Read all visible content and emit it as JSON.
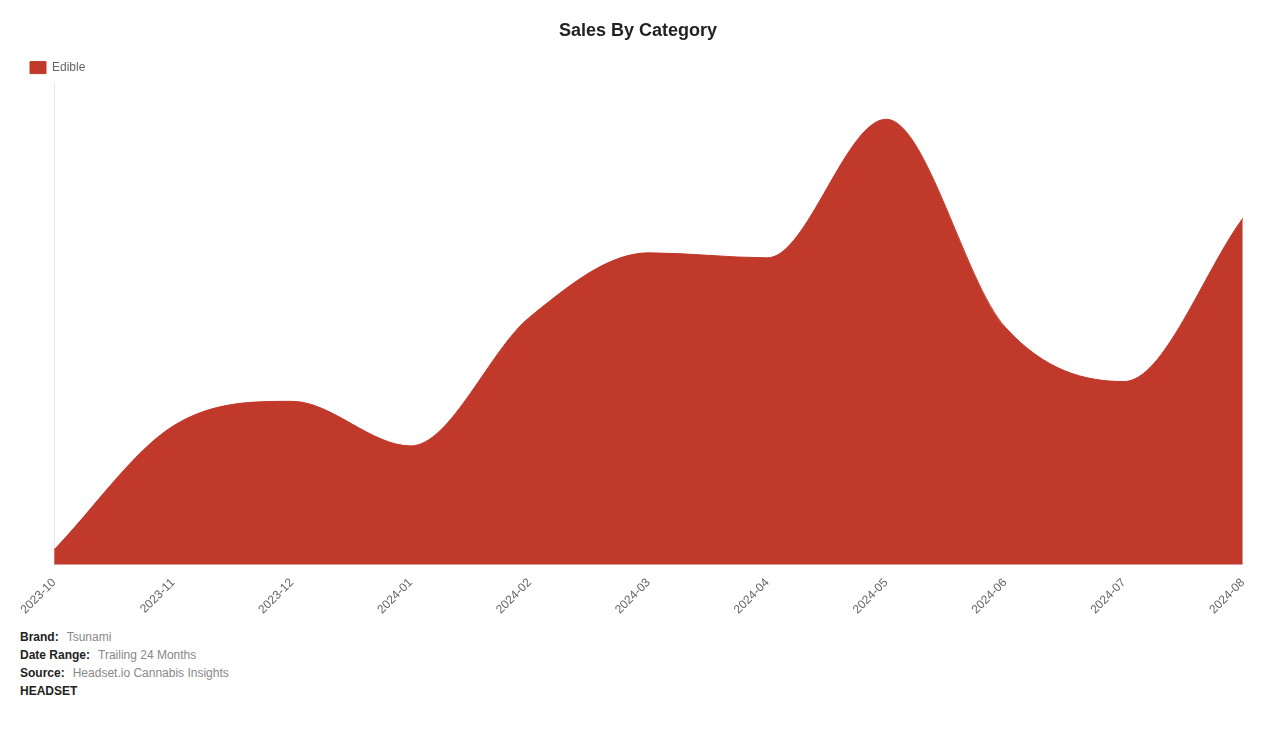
{
  "chart_data": {
    "type": "area",
    "title": "Sales By Category",
    "categories": [
      "2023-10",
      "2023-11",
      "2023-12",
      "2024-01",
      "2024-02",
      "2024-03",
      "2024-04",
      "2024-05",
      "2024-06",
      "2024-07",
      "2024-08"
    ],
    "series": [
      {
        "name": "Edible",
        "color": "#c0392b",
        "values": [
          0.03,
          0.28,
          0.33,
          0.24,
          0.5,
          0.63,
          0.62,
          0.9,
          0.48,
          0.37,
          0.7
        ]
      }
    ],
    "ylim": [
      0,
      0.972
    ],
    "tick_labels": "x",
    "grid": false,
    "legend": "upper left",
    "annotations": [
      [
        "Brand:",
        "Tsunami"
      ],
      [
        "Date Range:",
        "Trailing 24 Months"
      ],
      [
        "Source:",
        "Headset.io Cannabis Insights"
      ],
      [
        "HEADSET"
      ]
    ]
  }
}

» Exercise goal: Please set down each line of the data above exactly as written, without the pictures.

» Solution for this problem:
Read all visible content and emit it as JSON.
{
  "chart_data": {
    "type": "area",
    "title": "Sales By Category",
    "categories": [
      "2023-10",
      "2023-11",
      "2023-12",
      "2024-01",
      "2024-02",
      "2024-03",
      "2024-04",
      "2024-05",
      "2024-06",
      "2024-07",
      "2024-08"
    ],
    "series": [
      {
        "name": "Edible",
        "color": "#c0392b",
        "values": [
          0.03,
          0.28,
          0.33,
          0.24,
          0.5,
          0.63,
          0.62,
          0.9,
          0.48,
          0.37,
          0.7
        ]
      }
    ],
    "ylim": [
      0,
      0.972
    ],
    "tick_labels": "x",
    "grid": false,
    "legend": "upper left",
    "annotations": [
      [
        "Brand:",
        "Tsunami"
      ],
      [
        "Date Range:",
        "Trailing 24 Months"
      ],
      [
        "Source:",
        "Headset.io Cannabis Insights"
      ],
      [
        "HEADSET"
      ]
    ]
  }
}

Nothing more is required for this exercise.